What is required
Copy each line where the word "with" occurs.

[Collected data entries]
- - - - -

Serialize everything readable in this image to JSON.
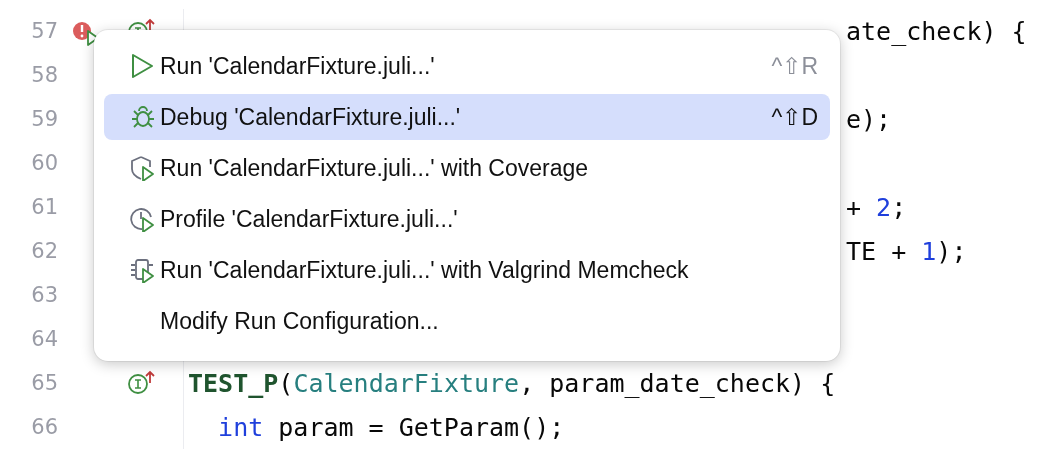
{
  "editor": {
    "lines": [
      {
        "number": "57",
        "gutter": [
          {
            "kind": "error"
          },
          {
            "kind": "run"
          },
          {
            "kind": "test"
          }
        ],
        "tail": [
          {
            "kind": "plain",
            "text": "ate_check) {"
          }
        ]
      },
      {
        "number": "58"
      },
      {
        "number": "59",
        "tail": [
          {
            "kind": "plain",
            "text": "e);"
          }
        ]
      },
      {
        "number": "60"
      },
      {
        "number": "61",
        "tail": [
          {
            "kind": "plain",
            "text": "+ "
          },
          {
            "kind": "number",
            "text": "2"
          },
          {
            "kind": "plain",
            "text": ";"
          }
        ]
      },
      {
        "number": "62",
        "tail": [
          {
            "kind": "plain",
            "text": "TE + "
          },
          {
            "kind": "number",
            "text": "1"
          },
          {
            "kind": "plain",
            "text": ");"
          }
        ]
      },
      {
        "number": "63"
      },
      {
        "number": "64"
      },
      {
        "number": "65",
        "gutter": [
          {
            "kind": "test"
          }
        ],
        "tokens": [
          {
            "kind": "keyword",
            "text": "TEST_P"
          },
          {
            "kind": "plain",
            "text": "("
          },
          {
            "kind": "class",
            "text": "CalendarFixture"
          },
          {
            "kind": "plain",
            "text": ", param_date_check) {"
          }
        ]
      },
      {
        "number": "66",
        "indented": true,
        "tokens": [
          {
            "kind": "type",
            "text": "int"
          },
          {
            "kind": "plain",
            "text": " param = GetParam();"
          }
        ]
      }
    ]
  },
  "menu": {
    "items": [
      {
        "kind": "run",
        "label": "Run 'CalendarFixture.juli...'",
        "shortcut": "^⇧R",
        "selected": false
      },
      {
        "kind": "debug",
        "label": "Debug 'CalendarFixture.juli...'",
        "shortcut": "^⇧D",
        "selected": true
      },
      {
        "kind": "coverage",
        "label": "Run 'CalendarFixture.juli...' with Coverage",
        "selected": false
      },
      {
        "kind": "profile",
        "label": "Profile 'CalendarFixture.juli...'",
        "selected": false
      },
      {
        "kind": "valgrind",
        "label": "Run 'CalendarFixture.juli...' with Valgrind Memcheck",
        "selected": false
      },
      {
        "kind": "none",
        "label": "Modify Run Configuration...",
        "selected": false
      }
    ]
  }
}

- - - - -

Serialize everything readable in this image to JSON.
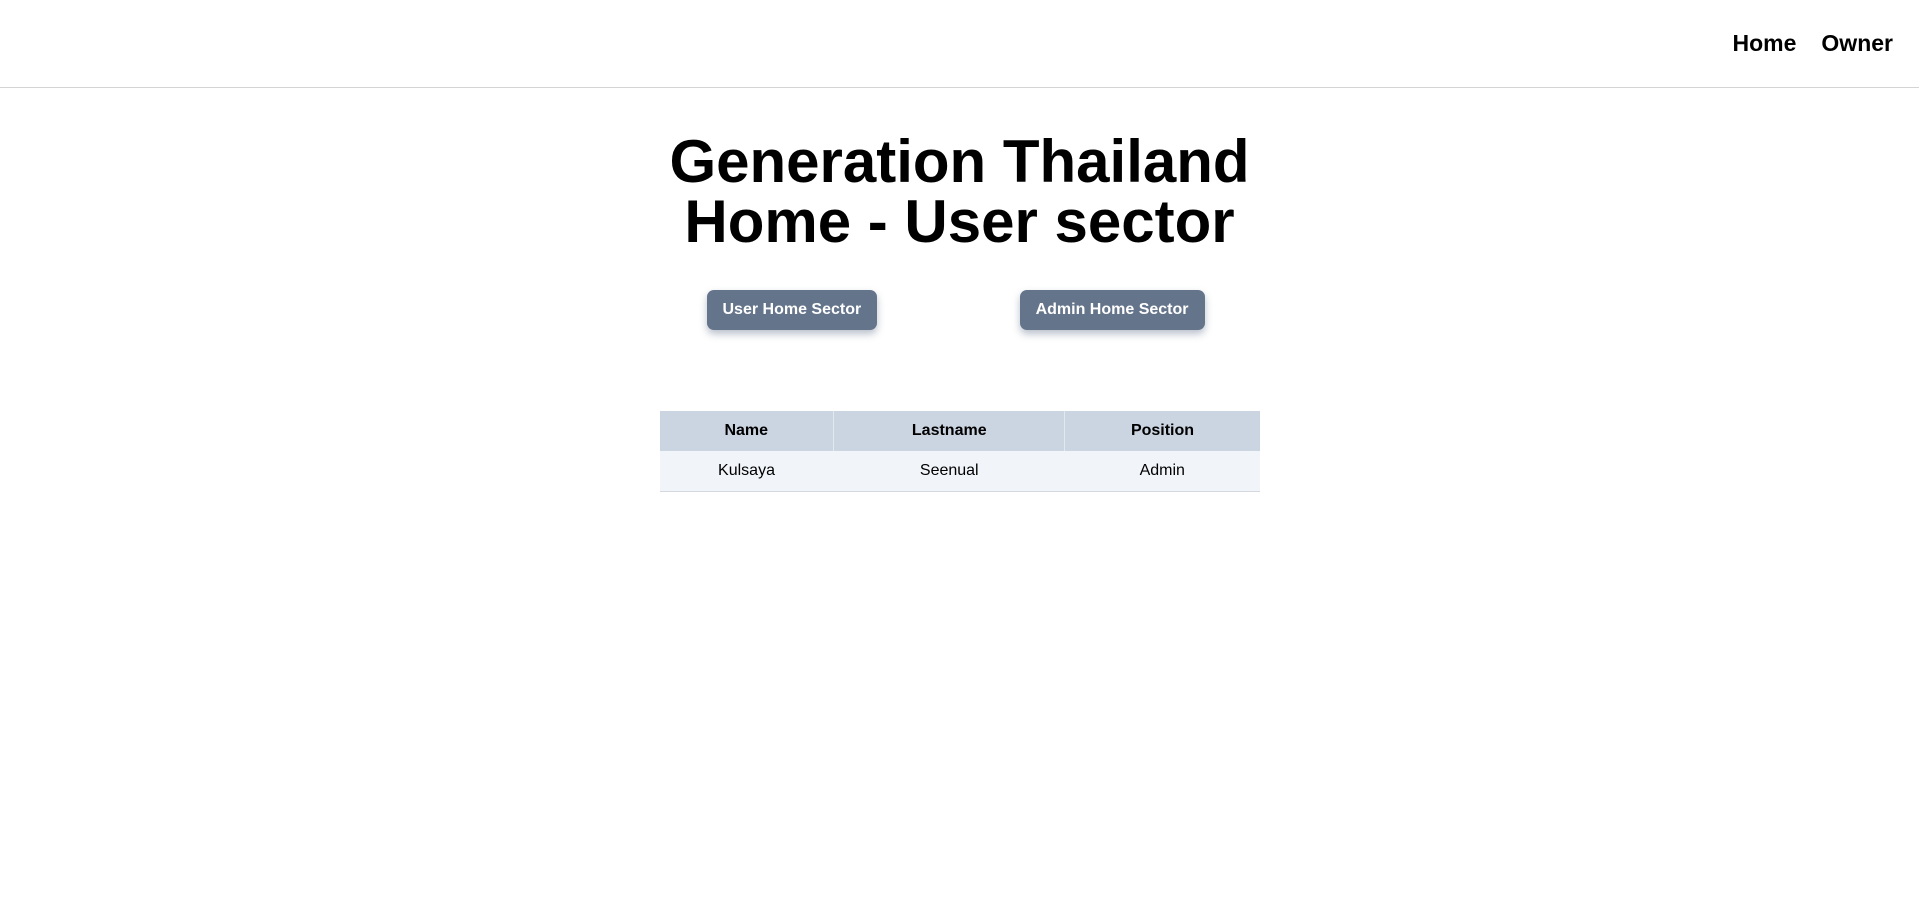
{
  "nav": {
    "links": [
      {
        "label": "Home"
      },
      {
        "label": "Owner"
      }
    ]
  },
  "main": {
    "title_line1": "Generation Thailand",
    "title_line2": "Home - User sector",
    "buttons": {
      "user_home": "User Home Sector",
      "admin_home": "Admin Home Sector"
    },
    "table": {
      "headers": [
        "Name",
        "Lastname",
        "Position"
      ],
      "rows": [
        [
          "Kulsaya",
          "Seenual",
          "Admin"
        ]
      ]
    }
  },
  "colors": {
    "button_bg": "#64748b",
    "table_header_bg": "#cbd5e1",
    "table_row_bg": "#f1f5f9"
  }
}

- - - - -

Exercise result
        "label": "Run 'CalendarFixture.juli...' with Coverage",
        "label": "Run 'CalendarFixture.juli...' with Valgrind Memcheck",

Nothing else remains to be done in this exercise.